**Given entries:**

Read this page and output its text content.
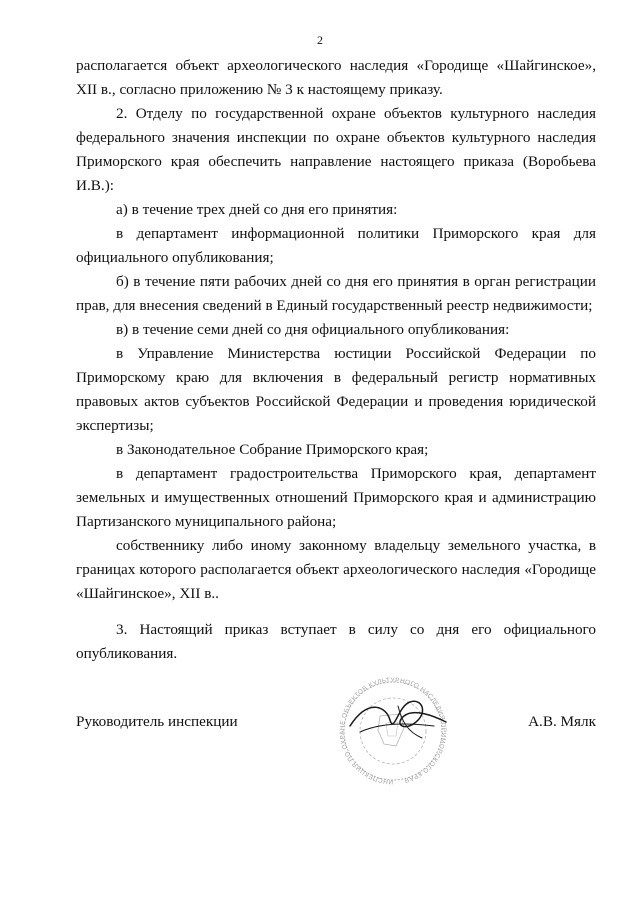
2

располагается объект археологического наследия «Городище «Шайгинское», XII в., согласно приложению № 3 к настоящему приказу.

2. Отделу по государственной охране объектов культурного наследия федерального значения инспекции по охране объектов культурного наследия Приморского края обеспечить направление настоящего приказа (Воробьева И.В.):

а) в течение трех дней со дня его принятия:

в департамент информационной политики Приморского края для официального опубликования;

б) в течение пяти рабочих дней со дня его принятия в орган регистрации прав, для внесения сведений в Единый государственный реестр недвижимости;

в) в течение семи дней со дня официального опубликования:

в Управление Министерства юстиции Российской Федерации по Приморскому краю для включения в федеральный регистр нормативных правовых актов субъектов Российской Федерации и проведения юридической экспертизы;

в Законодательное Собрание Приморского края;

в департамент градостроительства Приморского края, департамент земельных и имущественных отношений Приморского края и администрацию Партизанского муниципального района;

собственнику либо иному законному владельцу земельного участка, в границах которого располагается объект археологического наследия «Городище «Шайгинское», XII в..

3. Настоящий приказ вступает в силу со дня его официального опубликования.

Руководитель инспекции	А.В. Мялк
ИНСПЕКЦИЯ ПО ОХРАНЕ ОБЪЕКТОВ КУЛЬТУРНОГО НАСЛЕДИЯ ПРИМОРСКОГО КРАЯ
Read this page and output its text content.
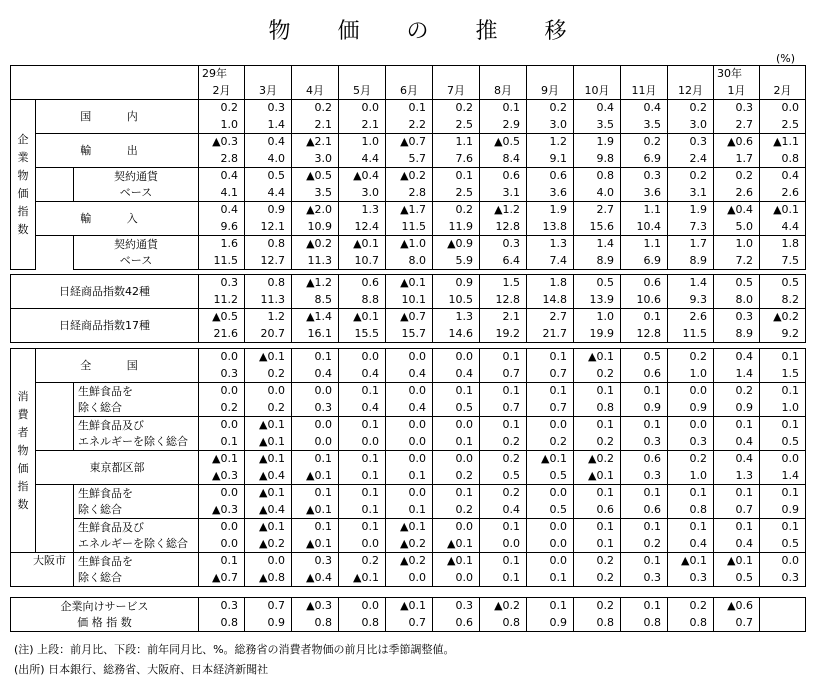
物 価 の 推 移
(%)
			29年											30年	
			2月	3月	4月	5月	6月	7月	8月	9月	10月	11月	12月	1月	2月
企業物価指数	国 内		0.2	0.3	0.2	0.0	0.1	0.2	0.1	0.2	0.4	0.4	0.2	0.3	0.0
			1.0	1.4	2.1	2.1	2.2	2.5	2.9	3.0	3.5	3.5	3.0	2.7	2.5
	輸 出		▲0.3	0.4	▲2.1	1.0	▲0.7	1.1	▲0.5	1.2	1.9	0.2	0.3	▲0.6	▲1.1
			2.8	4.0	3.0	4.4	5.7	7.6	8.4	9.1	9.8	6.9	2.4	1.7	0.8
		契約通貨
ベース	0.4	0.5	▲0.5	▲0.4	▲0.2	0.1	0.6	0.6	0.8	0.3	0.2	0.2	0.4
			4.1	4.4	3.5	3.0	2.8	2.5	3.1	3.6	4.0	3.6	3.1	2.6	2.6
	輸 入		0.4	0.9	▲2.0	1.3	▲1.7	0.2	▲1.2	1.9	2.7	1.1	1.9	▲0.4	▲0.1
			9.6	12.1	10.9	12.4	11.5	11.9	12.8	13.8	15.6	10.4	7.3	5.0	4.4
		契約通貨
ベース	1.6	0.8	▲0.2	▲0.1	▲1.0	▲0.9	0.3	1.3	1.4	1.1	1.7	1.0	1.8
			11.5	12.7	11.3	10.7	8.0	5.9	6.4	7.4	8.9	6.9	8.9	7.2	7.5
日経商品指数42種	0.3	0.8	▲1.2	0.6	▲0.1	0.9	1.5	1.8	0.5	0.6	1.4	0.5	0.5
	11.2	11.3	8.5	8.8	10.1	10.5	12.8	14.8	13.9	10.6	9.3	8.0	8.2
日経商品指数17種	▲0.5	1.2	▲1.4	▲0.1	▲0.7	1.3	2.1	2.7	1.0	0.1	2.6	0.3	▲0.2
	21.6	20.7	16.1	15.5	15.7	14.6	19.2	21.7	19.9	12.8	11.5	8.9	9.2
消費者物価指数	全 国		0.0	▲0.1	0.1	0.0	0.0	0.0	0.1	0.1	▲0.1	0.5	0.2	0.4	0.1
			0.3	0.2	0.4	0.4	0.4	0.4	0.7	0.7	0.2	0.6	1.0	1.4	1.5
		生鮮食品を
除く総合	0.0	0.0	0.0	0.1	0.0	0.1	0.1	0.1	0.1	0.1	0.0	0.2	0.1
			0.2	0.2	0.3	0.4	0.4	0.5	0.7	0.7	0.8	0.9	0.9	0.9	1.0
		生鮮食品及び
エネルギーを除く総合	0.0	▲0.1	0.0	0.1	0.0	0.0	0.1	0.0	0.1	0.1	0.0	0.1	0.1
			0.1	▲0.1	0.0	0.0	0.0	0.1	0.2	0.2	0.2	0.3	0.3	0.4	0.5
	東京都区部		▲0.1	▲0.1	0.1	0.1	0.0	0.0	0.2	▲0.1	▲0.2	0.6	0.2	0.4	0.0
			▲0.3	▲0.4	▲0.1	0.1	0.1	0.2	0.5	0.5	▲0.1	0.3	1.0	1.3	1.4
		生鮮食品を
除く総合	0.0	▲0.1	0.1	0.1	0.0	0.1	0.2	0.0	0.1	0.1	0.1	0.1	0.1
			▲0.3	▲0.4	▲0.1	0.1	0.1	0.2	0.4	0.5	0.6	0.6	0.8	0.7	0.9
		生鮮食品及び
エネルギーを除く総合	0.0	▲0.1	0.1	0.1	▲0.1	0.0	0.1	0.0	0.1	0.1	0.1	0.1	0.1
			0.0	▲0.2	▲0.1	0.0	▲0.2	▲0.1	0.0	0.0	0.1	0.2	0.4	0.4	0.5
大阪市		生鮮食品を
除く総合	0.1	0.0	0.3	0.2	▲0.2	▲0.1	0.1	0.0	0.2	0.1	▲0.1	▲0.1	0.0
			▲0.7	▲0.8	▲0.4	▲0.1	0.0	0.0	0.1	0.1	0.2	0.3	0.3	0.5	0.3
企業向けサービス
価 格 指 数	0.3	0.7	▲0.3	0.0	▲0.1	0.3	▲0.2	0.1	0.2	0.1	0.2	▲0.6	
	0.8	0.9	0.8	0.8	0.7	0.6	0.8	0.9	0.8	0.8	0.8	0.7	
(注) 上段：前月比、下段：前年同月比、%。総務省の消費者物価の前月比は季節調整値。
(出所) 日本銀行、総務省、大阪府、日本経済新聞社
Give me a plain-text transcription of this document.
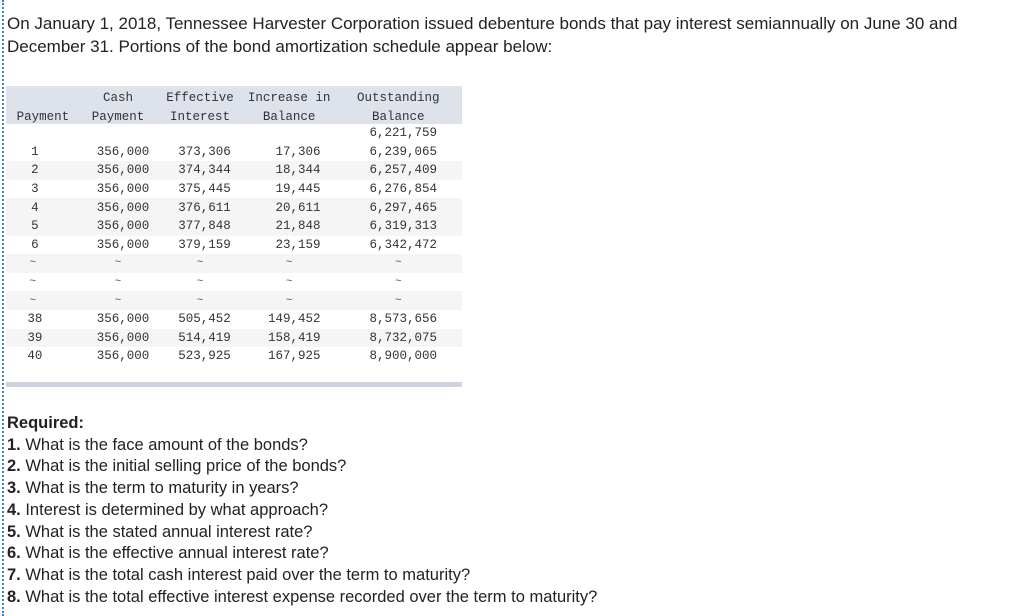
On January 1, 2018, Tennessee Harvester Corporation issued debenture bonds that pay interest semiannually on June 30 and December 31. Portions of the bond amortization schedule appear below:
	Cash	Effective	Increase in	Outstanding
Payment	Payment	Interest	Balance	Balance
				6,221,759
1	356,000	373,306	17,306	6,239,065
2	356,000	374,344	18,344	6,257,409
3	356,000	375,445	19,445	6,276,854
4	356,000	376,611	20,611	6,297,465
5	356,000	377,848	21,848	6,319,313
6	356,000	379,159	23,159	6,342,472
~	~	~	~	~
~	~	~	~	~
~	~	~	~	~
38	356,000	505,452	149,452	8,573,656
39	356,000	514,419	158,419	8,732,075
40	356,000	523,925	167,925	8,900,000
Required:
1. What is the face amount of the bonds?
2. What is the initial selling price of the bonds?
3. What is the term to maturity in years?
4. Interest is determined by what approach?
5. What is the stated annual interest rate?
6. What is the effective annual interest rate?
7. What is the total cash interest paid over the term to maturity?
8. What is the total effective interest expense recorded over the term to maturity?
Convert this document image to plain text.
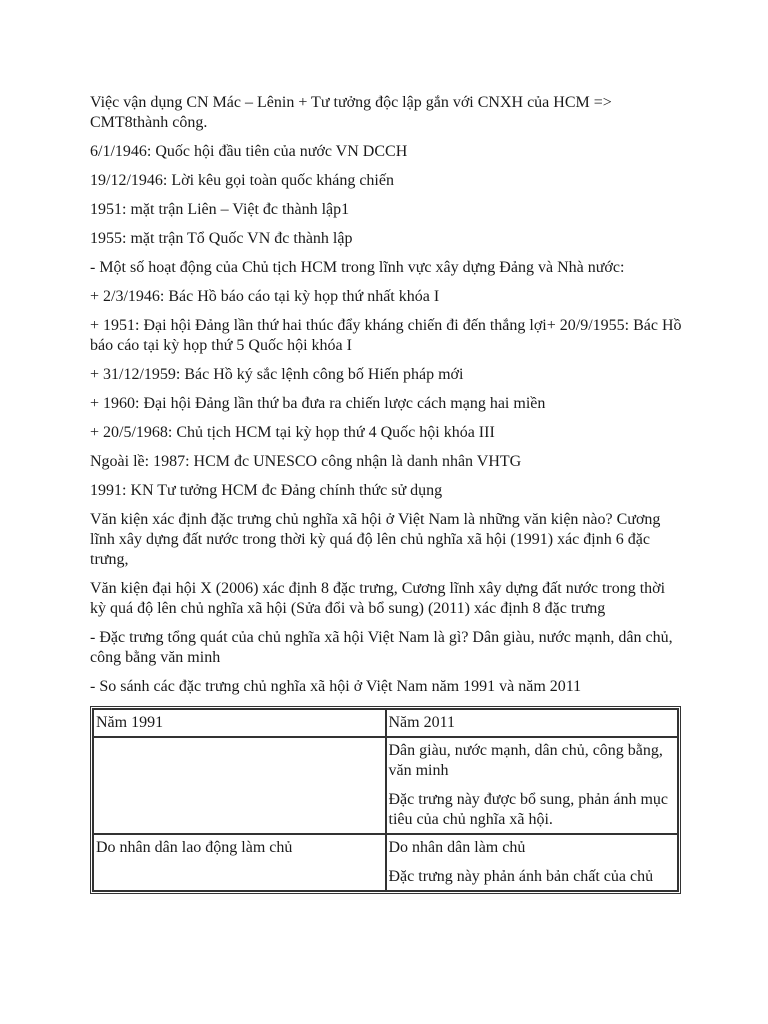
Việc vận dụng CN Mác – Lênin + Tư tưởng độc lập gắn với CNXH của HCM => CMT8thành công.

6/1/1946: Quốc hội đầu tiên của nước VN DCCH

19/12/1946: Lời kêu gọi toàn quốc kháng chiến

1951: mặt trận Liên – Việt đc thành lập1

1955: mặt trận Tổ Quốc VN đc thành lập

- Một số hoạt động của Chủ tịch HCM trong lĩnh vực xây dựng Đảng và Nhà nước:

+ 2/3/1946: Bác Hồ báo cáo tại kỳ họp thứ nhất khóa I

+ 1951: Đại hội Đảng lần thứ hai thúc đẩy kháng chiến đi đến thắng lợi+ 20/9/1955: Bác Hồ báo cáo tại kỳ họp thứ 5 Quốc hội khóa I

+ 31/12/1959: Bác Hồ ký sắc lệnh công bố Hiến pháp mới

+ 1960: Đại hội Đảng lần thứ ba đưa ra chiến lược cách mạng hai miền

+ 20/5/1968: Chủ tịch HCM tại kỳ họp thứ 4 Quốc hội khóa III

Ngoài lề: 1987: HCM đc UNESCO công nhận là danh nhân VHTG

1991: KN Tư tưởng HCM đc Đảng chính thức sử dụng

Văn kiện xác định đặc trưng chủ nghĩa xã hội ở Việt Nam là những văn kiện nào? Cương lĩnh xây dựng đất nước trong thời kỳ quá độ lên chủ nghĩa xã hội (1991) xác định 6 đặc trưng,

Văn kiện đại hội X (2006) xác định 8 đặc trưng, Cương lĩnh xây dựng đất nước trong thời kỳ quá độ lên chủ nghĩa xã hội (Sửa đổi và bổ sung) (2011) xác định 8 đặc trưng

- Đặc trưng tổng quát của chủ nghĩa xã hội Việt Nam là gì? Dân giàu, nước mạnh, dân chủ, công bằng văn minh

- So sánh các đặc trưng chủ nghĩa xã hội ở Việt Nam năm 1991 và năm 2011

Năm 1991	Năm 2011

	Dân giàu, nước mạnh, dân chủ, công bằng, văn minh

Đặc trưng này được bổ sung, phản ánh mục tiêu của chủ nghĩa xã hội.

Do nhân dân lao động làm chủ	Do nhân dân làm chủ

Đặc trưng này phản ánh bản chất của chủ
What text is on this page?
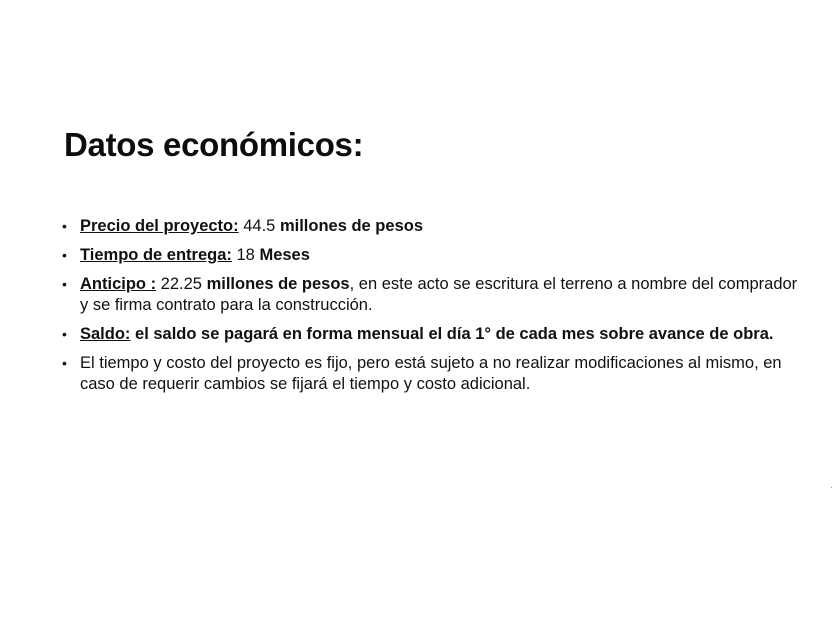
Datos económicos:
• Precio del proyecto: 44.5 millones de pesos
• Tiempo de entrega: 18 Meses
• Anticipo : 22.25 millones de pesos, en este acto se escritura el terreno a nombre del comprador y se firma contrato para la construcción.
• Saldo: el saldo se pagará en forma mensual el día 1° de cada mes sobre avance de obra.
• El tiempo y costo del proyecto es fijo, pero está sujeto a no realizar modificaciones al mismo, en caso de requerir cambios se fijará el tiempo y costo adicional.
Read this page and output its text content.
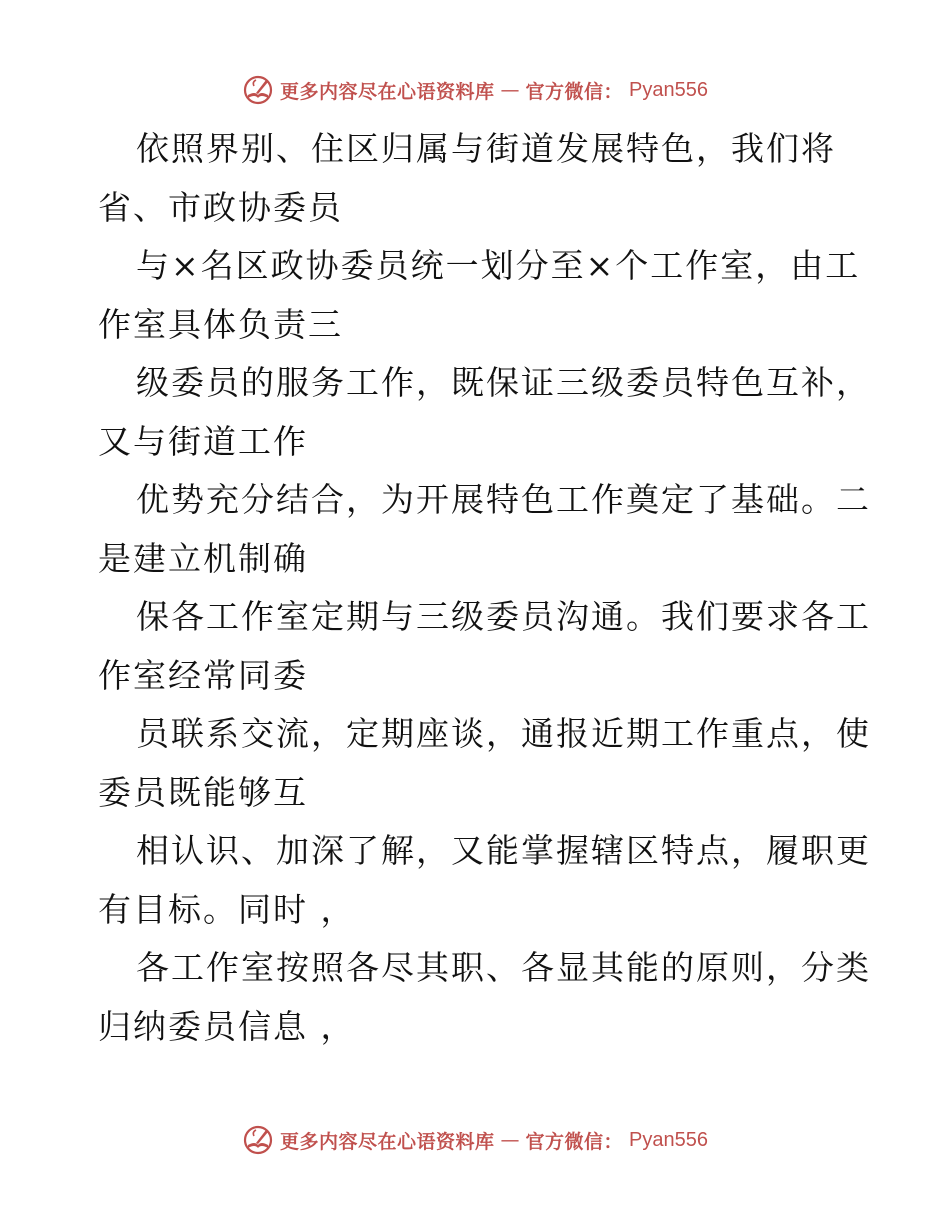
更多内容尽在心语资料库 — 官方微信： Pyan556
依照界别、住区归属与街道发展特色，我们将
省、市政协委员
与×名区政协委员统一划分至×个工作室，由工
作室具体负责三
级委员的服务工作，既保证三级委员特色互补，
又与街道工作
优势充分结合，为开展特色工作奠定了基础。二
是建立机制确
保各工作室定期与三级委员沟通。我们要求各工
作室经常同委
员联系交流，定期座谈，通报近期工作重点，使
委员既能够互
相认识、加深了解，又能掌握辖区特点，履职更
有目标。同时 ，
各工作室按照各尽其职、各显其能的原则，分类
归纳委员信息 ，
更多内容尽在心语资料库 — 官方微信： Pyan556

**Aim of the exercise:** Output exactly the lines from the line with "What text is on this page?" to the last line of the records, including both, and leave every picture out.

**Solution:**
What text is on this page?
Datos económicos:
• Precio del proyecto: 44.5 millones de pesos
• Tiempo de entrega: 18 Meses
• Anticipo : 22.25 millones de pesos, en este acto se escritura el terreno a nombre del comprador y se firma contrato para la construcción.
• Saldo: el saldo se pagará en forma mensual el día 1° de cada mes sobre avance de obra.
• El tiempo y costo del proyecto es fijo, pero está sujeto a no realizar modificaciones al mismo, en caso de requerir cambios se fijará el tiempo y costo adicional.
Read this page and output its text content.
更多内容尽在心语资料库 — 官方微信： Pyan556
依照界别、住区归属与街道发展特色，我们将
省、市政协委员
与×名区政协委员统一划分至×个工作室，由工
作室具体负责三
级委员的服务工作，既保证三级委员特色互补，
又与街道工作
优势充分结合，为开展特色工作奠定了基础。二
是建立机制确
保各工作室定期与三级委员沟通。我们要求各工
作室经常同委
员联系交流，定期座谈，通报近期工作重点，使
委员既能够互
相认识、加深了解，又能掌握辖区特点，履职更
有目标。同时 ，
各工作室按照各尽其职、各显其能的原则，分类
归纳委员信息 ，
更多内容尽在心语资料库 — 官方微信： Pyan556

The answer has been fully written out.